To do = Copy each line of the listing below exactly.

— Start —

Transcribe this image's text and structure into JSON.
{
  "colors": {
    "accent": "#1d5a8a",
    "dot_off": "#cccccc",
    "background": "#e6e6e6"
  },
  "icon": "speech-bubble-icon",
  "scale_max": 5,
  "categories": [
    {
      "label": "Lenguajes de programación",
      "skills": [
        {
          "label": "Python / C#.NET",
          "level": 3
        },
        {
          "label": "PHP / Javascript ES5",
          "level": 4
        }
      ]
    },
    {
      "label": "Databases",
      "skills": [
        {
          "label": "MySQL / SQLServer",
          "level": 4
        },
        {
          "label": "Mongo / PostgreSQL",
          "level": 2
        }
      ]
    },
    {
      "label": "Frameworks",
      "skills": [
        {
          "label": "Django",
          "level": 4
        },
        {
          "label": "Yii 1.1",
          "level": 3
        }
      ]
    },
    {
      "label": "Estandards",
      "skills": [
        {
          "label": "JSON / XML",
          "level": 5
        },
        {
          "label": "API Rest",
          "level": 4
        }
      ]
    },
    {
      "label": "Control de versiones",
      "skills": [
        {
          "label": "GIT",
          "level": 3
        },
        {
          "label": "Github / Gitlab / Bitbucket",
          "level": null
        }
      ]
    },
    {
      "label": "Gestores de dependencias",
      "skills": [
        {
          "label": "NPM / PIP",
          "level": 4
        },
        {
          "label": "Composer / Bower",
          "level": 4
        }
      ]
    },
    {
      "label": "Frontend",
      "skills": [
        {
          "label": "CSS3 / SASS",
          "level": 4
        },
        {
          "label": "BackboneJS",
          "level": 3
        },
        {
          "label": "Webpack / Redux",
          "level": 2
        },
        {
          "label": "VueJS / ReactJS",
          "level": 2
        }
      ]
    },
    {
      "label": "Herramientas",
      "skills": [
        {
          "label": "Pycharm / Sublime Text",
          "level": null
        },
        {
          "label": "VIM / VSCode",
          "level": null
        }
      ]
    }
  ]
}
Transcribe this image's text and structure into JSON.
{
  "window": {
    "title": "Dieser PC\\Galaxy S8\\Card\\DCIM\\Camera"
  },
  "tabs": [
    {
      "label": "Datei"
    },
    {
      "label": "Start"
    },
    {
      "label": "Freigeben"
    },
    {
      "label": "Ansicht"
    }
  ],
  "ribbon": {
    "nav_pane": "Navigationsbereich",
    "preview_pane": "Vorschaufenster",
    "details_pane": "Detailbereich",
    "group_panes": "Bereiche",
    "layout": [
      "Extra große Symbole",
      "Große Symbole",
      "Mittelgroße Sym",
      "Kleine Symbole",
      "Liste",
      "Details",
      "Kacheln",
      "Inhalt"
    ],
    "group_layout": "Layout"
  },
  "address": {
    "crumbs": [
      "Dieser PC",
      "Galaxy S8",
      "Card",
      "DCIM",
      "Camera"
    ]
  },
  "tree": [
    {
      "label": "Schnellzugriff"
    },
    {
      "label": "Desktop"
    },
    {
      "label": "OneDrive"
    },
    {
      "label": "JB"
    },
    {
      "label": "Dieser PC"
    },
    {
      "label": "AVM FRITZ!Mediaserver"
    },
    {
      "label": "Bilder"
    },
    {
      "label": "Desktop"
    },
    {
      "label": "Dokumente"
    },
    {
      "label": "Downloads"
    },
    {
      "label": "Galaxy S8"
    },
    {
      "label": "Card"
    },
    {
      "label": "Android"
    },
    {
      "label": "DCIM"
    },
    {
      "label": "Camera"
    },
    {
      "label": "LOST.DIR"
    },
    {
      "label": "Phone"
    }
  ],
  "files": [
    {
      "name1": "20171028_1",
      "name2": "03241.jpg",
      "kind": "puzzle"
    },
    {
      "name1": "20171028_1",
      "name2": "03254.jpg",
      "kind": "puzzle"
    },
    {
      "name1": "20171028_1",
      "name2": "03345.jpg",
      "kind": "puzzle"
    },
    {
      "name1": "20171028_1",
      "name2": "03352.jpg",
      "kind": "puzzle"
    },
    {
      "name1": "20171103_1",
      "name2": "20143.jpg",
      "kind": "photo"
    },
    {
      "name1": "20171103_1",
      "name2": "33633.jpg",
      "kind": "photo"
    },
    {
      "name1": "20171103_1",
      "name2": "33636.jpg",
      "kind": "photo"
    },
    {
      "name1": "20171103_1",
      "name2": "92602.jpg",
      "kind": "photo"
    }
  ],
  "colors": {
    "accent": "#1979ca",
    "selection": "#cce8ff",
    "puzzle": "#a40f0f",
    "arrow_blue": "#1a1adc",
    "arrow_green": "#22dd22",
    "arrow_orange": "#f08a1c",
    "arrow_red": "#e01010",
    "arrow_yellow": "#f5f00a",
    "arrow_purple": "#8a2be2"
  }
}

— End —

Solved exercise =
Transcribe this image's text and structure into JSON.
{
  "colors": {
    "accent": "#1d5a8a",
    "dot_off": "#cccccc",
    "background": "#e6e6e6"
  },
  "icon": "speech-bubble-icon",
  "scale_max": 5,
  "categories": [
    {
      "label": "Lenguajes de programación",
      "skills": [
        {
          "label": "Python / C#.NET",
          "level": 3
        },
        {
          "label": "PHP / Javascript ES5",
          "level": 4
        }
      ]
    },
    {
      "label": "Databases",
      "skills": [
        {
          "label": "MySQL / SQLServer",
          "level": 4
        },
        {
          "label": "Mongo / PostgreSQL",
          "level": 2
        }
      ]
    },
    {
      "label": "Frameworks",
      "skills": [
        {
          "label": "Django",
          "level": 4
        },
        {
          "label": "Yii 1.1",
          "level": 3
        }
      ]
    },
    {
      "label": "Estandards",
      "skills": [
        {
          "label": "JSON / XML",
          "level": 5
        },
        {
          "label": "API Rest",
          "level": 4
        }
      ]
    },
    {
      "label": "Control de versiones",
      "skills": [
        {
          "label": "GIT",
          "level": 3
        },
        {
          "label": "Github / Gitlab / Bitbucket",
          "level": null
        }
      ]
    },
    {
      "label": "Gestores de dependencias",
      "skills": [
        {
          "label": "NPM / PIP",
          "level": 4
        },
        {
          "label": "Composer / Bower",
          "level": 4
        }
      ]
    },
    {
      "label": "Frontend",
      "skills": [
        {
          "label": "CSS3 / SASS",
          "level": 4
        },
        {
          "label": "BackboneJS",
          "level": 3
        },
        {
          "label": "Webpack / Redux",
          "level": 2
        },
        {
          "label": "VueJS / ReactJS",
          "level": 2
        }
      ]
    },
    {
      "label": "Herramientas",
      "skills": [
        {
          "label": "Pycharm / Sublime Text",
          "level": null
        },
        {
          "label": "VIM / VSCode",
          "level": null
        }
      ]
    }
  ]
}
Transcribe this image's text and structure into JSON.
{
  "window": {
    "title": "Dieser PC\\Galaxy S8\\Card\\DCIM\\Camera"
  },
  "tabs": [
    {
      "label": "Datei"
    },
    {
      "label": "Start"
    },
    {
      "label": "Freigeben"
    },
    {
      "label": "Ansicht"
    }
  ],
  "ribbon": {
    "nav_pane": "Navigationsbereich",
    "preview_pane": "Vorschaufenster",
    "details_pane": "Detailbereich",
    "group_panes": "Bereiche",
    "layout": [
      "Extra große Symbole",
      "Große Symbole",
      "Mittelgroße Sym",
      "Kleine Symbole",
      "Liste",
      "Details",
      "Kacheln",
      "Inhalt"
    ],
    "group_layout": "Layout"
  },
  "address": {
    "crumbs": [
      "Dieser PC",
      "Galaxy S8",
      "Card",
      "DCIM",
      "Camera"
    ]
  },
  "tree": [
    {
      "label": "Schnellzugriff"
    },
    {
      "label": "Desktop"
    },
    {
      "label": "OneDrive"
    },
    {
      "label": "JB"
    },
    {
      "label": "Dieser PC"
    },
    {
      "label": "AVM FRITZ!Mediaserver"
    },
    {
      "label": "Bilder"
    },
    {
      "label": "Desktop"
    },
    {
      "label": "Dokumente"
    },
    {
      "label": "Downloads"
    },
    {
      "label": "Galaxy S8"
    },
    {
      "label": "Card"
    },
    {
      "label": "Android"
    },
    {
      "label": "DCIM"
    },
    {
      "label": "Camera"
    },
    {
      "label": "LOST.DIR"
    },
    {
      "label": "Phone"
    }
  ],
  "files": [
    {
      "name1": "20171028_1",
      "name2": "03241.jpg",
      "kind": "puzzle"
    },
    {
      "name1": "20171028_1",
      "name2": "03254.jpg",
      "kind": "puzzle"
    },
    {
      "name1": "20171028_1",
      "name2": "03345.jpg",
      "kind": "puzzle"
    },
    {
      "name1": "20171028_1",
      "name2": "03352.jpg",
      "kind": "puzzle"
    },
    {
      "name1": "20171103_1",
      "name2": "20143.jpg",
      "kind": "photo"
    },
    {
      "name1": "20171103_1",
      "name2": "33633.jpg",
      "kind": "photo"
    },
    {
      "name1": "20171103_1",
      "name2": "33636.jpg",
      "kind": "photo"
    },
    {
      "name1": "20171103_1",
      "name2": "92602.jpg",
      "kind": "photo"
    }
  ],
  "colors": {
    "accent": "#1979ca",
    "selection": "#cce8ff",
    "puzzle": "#a40f0f",
    "arrow_blue": "#1a1adc",
    "arrow_green": "#22dd22",
    "arrow_orange": "#f08a1c",
    "arrow_red": "#e01010",
    "arrow_yellow": "#f5f00a",
    "arrow_purple": "#8a2be2"
  }
}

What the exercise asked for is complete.